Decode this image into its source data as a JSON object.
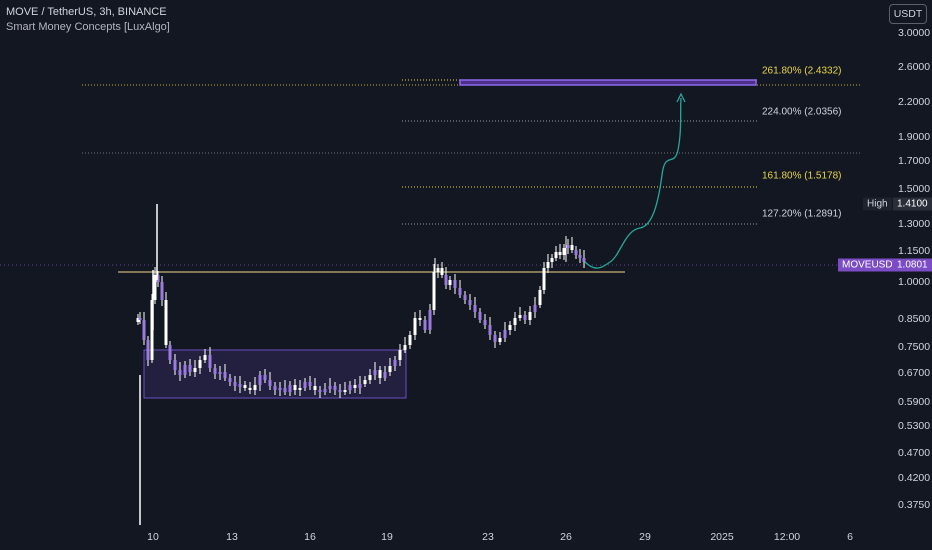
{
  "header": {
    "symbol_title": "MOVE / TetherUS, 3h, BINANCE",
    "indicator": "Smart Money Concepts [LuxAlgo]"
  },
  "currency_button": "USDT",
  "price_axis": [
    "3.0000",
    "2.6000",
    "2.2000",
    "1.9000",
    "1.7000",
    "1.5000",
    "1.3000",
    "1.1500",
    "1.0000",
    "0.8500",
    "0.7500",
    "0.6700",
    "0.5900",
    "0.5300",
    "0.4700",
    "0.4200",
    "0.3750"
  ],
  "time_axis": [
    "10",
    "13",
    "16",
    "19",
    "23",
    "26",
    "29",
    "2025",
    "12:00",
    "6"
  ],
  "fib_levels": [
    {
      "label": "261.80% (2.4332)",
      "color": "#e8d44d"
    },
    {
      "label": "224.00% (2.0356)",
      "color": "#d1d4dc"
    },
    {
      "label": "161.80% (1.5178)",
      "color": "#e8d44d"
    },
    {
      "label": "127.20% (1.2891)",
      "color": "#d1d4dc"
    }
  ],
  "high_tag": {
    "label": "High",
    "value": "1.4100"
  },
  "symbol_tag": {
    "label": "MOVEUSDT",
    "value": "1.0801"
  },
  "colors": {
    "background": "#131722",
    "candle": "#ffffff",
    "accent": "#7b4cc4",
    "fib_yellow": "#e8d44d",
    "projection": "#26a69a",
    "range_box": "#6c4ec4"
  },
  "chart_data": {
    "type": "candlestick",
    "title": "MOVE / TetherUS, 3h, BINANCE",
    "y_scale": "log",
    "ylim": [
      0.35,
      3.2
    ],
    "last_price": 1.0801,
    "high": 1.41,
    "fib_levels": [
      2.4332,
      2.0356,
      1.5178,
      1.2891
    ],
    "support_level": 1.04,
    "consolidation_range": [
      0.6,
      0.74
    ],
    "projection_target": 2.3
  }
}
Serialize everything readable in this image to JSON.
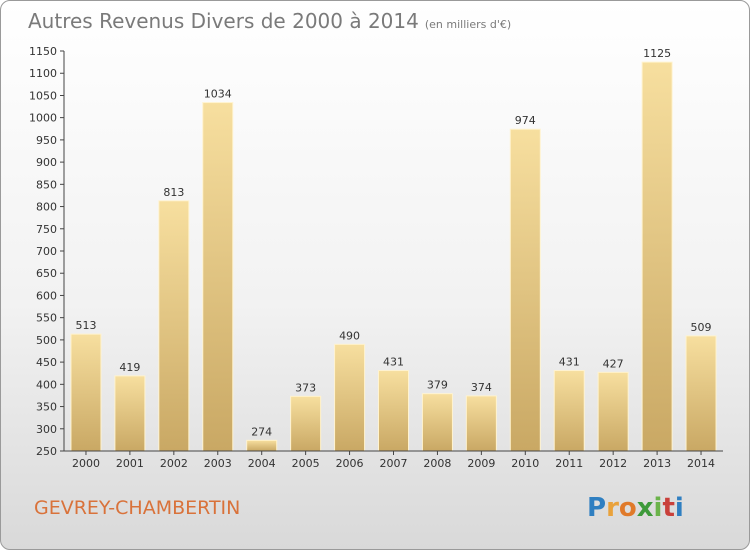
{
  "header": {
    "title": "Autres Revenus Divers de 2000 à 2014",
    "subtitle": "(en milliers d'€)"
  },
  "footer": {
    "place": "GEVREY-CHAMBERTIN",
    "logo_text": "Proxiti"
  },
  "colors": {
    "bar_light": "#f7df9f",
    "bar_dark": "#c9a864",
    "place_text": "#d9723a",
    "axis": "#444444"
  },
  "chart_data": {
    "type": "bar",
    "title": "Autres Revenus Divers de 2000 à 2014",
    "subtitle": "(en milliers d'€)",
    "categories": [
      "2000",
      "2001",
      "2002",
      "2003",
      "2004",
      "2005",
      "2006",
      "2007",
      "2008",
      "2009",
      "2010",
      "2011",
      "2012",
      "2013",
      "2014"
    ],
    "values": [
      513,
      419,
      813,
      1034,
      274,
      373,
      490,
      431,
      379,
      374,
      974,
      431,
      427,
      1125,
      509
    ],
    "ylim": [
      250,
      1150
    ],
    "ytick_step": 50,
    "grid": false,
    "legend": "none"
  }
}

Your objective | Write the lines above out again exactly, without any of their pictures.

Response to the task |
Decode this image into its source data as a JSON object.
{
  "header": {
    "symbol_title": "MOVE / TetherUS, 3h, BINANCE",
    "indicator": "Smart Money Concepts [LuxAlgo]"
  },
  "currency_button": "USDT",
  "price_axis": [
    "3.0000",
    "2.6000",
    "2.2000",
    "1.9000",
    "1.7000",
    "1.5000",
    "1.3000",
    "1.1500",
    "1.0000",
    "0.8500",
    "0.7500",
    "0.6700",
    "0.5900",
    "0.5300",
    "0.4700",
    "0.4200",
    "0.3750"
  ],
  "time_axis": [
    "10",
    "13",
    "16",
    "19",
    "23",
    "26",
    "29",
    "2025",
    "12:00",
    "6"
  ],
  "fib_levels": [
    {
      "label": "261.80% (2.4332)",
      "color": "#e8d44d"
    },
    {
      "label": "224.00% (2.0356)",
      "color": "#d1d4dc"
    },
    {
      "label": "161.80% (1.5178)",
      "color": "#e8d44d"
    },
    {
      "label": "127.20% (1.2891)",
      "color": "#d1d4dc"
    }
  ],
  "high_tag": {
    "label": "High",
    "value": "1.4100"
  },
  "symbol_tag": {
    "label": "MOVEUSDT",
    "value": "1.0801"
  },
  "colors": {
    "background": "#131722",
    "candle": "#ffffff",
    "accent": "#7b4cc4",
    "fib_yellow": "#e8d44d",
    "projection": "#26a69a",
    "range_box": "#6c4ec4"
  },
  "chart_data": {
    "type": "candlestick",
    "title": "MOVE / TetherUS, 3h, BINANCE",
    "y_scale": "log",
    "ylim": [
      0.35,
      3.2
    ],
    "last_price": 1.0801,
    "high": 1.41,
    "fib_levels": [
      2.4332,
      2.0356,
      1.5178,
      1.2891
    ],
    "support_level": 1.04,
    "consolidation_range": [
      0.6,
      0.74
    ],
    "projection_target": 2.3
  }
}
Serialize everything readable in this image to JSON.
{
  "header": {
    "title": "Autres Revenus Divers de 2000 à 2014",
    "subtitle": "(en milliers d'€)"
  },
  "footer": {
    "place": "GEVREY-CHAMBERTIN",
    "logo_text": "Proxiti"
  },
  "colors": {
    "bar_light": "#f7df9f",
    "bar_dark": "#c9a864",
    "place_text": "#d9723a",
    "axis": "#444444"
  },
  "chart_data": {
    "type": "bar",
    "title": "Autres Revenus Divers de 2000 à 2014",
    "subtitle": "(en milliers d'€)",
    "categories": [
      "2000",
      "2001",
      "2002",
      "2003",
      "2004",
      "2005",
      "2006",
      "2007",
      "2008",
      "2009",
      "2010",
      "2011",
      "2012",
      "2013",
      "2014"
    ],
    "values": [
      513,
      419,
      813,
      1034,
      274,
      373,
      490,
      431,
      379,
      374,
      974,
      431,
      427,
      1125,
      509
    ],
    "ylim": [
      250,
      1150
    ],
    "ytick_step": 50,
    "grid": false,
    "legend": "none"
  }
}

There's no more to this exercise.